Below is a listing; copy all of it exactly.

Extracted data entries:
(begin)
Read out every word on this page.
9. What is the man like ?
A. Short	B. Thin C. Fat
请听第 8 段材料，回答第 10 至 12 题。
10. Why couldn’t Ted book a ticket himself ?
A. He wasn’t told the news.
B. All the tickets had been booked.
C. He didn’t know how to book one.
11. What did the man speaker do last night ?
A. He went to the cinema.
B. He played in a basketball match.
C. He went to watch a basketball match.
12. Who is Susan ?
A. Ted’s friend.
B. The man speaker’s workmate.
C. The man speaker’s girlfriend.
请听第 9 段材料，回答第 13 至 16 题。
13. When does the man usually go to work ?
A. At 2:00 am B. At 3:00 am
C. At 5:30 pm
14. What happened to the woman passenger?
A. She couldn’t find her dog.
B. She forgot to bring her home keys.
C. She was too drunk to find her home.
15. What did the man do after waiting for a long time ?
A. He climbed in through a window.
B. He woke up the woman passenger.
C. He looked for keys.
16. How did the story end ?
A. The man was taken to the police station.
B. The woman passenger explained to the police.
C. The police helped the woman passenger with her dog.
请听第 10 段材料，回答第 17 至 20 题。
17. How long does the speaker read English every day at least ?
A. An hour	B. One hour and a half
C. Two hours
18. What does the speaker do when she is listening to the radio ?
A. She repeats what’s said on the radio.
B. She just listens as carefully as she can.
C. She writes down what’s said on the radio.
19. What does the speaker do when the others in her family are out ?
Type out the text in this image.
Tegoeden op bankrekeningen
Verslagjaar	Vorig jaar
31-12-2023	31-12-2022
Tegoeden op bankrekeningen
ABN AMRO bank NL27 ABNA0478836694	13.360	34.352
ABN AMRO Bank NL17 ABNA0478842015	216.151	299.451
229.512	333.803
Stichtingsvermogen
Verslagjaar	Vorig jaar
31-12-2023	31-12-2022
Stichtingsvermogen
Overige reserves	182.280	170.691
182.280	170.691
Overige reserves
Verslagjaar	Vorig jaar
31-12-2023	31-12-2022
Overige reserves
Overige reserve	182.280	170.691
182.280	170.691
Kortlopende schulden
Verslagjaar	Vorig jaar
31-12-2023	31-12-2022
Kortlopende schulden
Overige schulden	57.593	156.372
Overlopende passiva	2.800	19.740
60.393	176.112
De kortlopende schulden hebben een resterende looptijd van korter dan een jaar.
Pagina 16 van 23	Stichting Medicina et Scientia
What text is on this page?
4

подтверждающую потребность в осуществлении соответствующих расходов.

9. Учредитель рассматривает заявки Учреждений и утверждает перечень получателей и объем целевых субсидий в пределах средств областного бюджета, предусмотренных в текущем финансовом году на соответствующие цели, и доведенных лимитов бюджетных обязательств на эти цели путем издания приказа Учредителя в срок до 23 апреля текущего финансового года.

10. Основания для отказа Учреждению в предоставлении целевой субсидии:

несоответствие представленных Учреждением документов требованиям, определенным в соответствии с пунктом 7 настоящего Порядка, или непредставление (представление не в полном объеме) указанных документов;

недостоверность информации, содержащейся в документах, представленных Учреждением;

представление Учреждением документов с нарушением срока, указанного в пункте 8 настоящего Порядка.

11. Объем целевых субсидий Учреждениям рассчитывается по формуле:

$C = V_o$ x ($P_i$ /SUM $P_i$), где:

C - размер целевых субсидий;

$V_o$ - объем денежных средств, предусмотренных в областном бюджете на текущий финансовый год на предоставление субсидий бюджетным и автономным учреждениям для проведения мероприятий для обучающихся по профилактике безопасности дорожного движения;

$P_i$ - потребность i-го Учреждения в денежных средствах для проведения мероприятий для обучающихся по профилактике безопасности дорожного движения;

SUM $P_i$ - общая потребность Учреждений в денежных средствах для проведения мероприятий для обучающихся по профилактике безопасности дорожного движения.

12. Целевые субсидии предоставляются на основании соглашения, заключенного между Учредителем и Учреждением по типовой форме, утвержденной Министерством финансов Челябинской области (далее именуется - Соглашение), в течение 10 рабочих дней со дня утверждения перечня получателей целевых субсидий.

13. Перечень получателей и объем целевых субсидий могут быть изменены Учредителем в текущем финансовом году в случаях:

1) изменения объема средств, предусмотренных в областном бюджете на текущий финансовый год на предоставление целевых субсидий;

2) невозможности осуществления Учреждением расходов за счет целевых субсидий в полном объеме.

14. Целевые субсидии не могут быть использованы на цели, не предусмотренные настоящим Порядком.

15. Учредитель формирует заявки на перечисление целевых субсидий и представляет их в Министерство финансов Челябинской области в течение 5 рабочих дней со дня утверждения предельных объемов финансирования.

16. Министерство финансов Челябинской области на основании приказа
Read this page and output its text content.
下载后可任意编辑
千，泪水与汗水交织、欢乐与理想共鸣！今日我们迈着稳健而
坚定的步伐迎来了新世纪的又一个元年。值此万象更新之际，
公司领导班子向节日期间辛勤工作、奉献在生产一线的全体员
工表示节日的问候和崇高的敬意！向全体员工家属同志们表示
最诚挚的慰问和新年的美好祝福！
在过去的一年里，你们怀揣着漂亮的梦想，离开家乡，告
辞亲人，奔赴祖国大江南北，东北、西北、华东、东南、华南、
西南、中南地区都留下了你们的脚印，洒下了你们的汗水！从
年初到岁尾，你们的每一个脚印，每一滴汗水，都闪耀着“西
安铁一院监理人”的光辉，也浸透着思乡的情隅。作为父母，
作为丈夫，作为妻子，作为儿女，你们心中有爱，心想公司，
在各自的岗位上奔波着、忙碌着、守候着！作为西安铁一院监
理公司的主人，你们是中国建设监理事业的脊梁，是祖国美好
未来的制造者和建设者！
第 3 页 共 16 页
(end)
**COMPLETED EXERCISE**:
Read out every word on this page.
9. What is the man like ?
A. Short	B. Thin C. Fat
请听第 8 段材料，回答第 10 至 12 题。
10. Why couldn’t Ted book a ticket himself ?
A. He wasn’t told the news.
B. All the tickets had been booked.
C. He didn’t know how to book one.
11. What did the man speaker do last night ?
A. He went to the cinema.
B. He played in a basketball match.
C. He went to watch a basketball match.
12. Who is Susan ?
A. Ted’s friend.
B. The man speaker’s workmate.
C. The man speaker’s girlfriend.
请听第 9 段材料，回答第 13 至 16 题。
13. When does the man usually go to work ?
A. At 2:00 am B. At 3:00 am
C. At 5:30 pm
14. What happened to the woman passenger?
A. She couldn’t find her dog.
B. She forgot to bring her home keys.
C. She was too drunk to find her home.
15. What did the man do after waiting for a long time ?
A. He climbed in through a window.
B. He woke up the woman passenger.
C. He looked for keys.
16. How did the story end ?
A. The man was taken to the police station.
B. The woman passenger explained to the police.
C. The police helped the woman passenger with her dog.
请听第 10 段材料，回答第 17 至 20 题。
17. How long does the speaker read English every day at least ?
A. An hour	B. One hour and a half
C. Two hours
18. What does the speaker do when she is listening to the radio ?
A. She repeats what’s said on the radio.
B. She just listens as carefully as she can.
C. She writes down what’s said on the radio.
19. What does the speaker do when the others in her family are out ?
Type out the text in this image.
Tegoeden op bankrekeningen
Verslagjaar	Vorig jaar
31-12-2023	31-12-2022
Tegoeden op bankrekeningen
ABN AMRO bank NL27 ABNA0478836694	13.360	34.352
ABN AMRO Bank NL17 ABNA0478842015	216.151	299.451
229.512	333.803
Stichtingsvermogen
Verslagjaar	Vorig jaar
31-12-2023	31-12-2022
Stichtingsvermogen
Overige reserves	182.280	170.691
182.280	170.691
Overige reserves
Verslagjaar	Vorig jaar
31-12-2023	31-12-2022
Overige reserves
Overige reserve	182.280	170.691
182.280	170.691
Kortlopende schulden
Verslagjaar	Vorig jaar
31-12-2023	31-12-2022
Kortlopende schulden
Overige schulden	57.593	156.372
Overlopende passiva	2.800	19.740
60.393	176.112
De kortlopende schulden hebben een resterende looptijd van korter dan een jaar.
Pagina 16 van 23	Stichting Medicina et Scientia
What text is on this page?
4

подтверждающую потребность в осуществлении соответствующих расходов.

9. Учредитель рассматривает заявки Учреждений и утверждает перечень получателей и объем целевых субсидий в пределах средств областного бюджета, предусмотренных в текущем финансовом году на соответствующие цели, и доведенных лимитов бюджетных обязательств на эти цели путем издания приказа Учредителя в срок до 23 апреля текущего финансового года.

10. Основания для отказа Учреждению в предоставлении целевой субсидии:

несоответствие представленных Учреждением документов требованиям, определенным в соответствии с пунктом 7 настоящего Порядка, или непредставление (представление не в полном объеме) указанных документов;

недостоверность информации, содержащейся в документах, представленных Учреждением;

представление Учреждением документов с нарушением срока, указанного в пункте 8 настоящего Порядка.

11. Объем целевых субсидий Учреждениям рассчитывается по формуле:

$C = V_o$ x ($P_i$ /SUM $P_i$), где:

C - размер целевых субсидий;

$V_o$ - объем денежных средств, предусмотренных в областном бюджете на текущий финансовый год на предоставление субсидий бюджетным и автономным учреждениям для проведения мероприятий для обучающихся по профилактике безопасности дорожного движения;

$P_i$ - потребность i-го Учреждения в денежных средствах для проведения мероприятий для обучающихся по профилактике безопасности дорожного движения;

SUM $P_i$ - общая потребность Учреждений в денежных средствах для проведения мероприятий для обучающихся по профилактике безопасности дорожного движения.

12. Целевые субсидии предоставляются на основании соглашения, заключенного между Учредителем и Учреждением по типовой форме, утвержденной Министерством финансов Челябинской области (далее именуется - Соглашение), в течение 10 рабочих дней со дня утверждения перечня получателей целевых субсидий.

13. Перечень получателей и объем целевых субсидий могут быть изменены Учредителем в текущем финансовом году в случаях:

1) изменения объема средств, предусмотренных в областном бюджете на текущий финансовый год на предоставление целевых субсидий;

2) невозможности осуществления Учреждением расходов за счет целевых субсидий в полном объеме.

14. Целевые субсидии не могут быть использованы на цели, не предусмотренные настоящим Порядком.

15. Учредитель формирует заявки на перечисление целевых субсидий и представляет их в Министерство финансов Челябинской области в течение 5 рабочих дней со дня утверждения предельных объемов финансирования.

16. Министерство финансов Челябинской области на основании приказа
Read this page and output its text content.
下载后可任意编辑
千，泪水与汗水交织、欢乐与理想共鸣！今日我们迈着稳健而
坚定的步伐迎来了新世纪的又一个元年。值此万象更新之际，
公司领导班子向节日期间辛勤工作、奉献在生产一线的全体员
工表示节日的问候和崇高的敬意！向全体员工家属同志们表示
最诚挚的慰问和新年的美好祝福！
在过去的一年里，你们怀揣着漂亮的梦想，离开家乡，告
辞亲人，奔赴祖国大江南北，东北、西北、华东、东南、华南、
西南、中南地区都留下了你们的脚印，洒下了你们的汗水！从
年初到岁尾，你们的每一个脚印，每一滴汗水，都闪耀着“西
安铁一院监理人”的光辉，也浸透着思乡的情隅。作为父母，
作为丈夫，作为妻子，作为儿女，你们心中有爱，心想公司，
在各自的岗位上奔波着、忙碌着、守候着！作为西安铁一院监
理公司的主人，你们是中国建设监理事业的脊梁，是祖国美好
未来的制造者和建设者！
第 3 页 共 16 页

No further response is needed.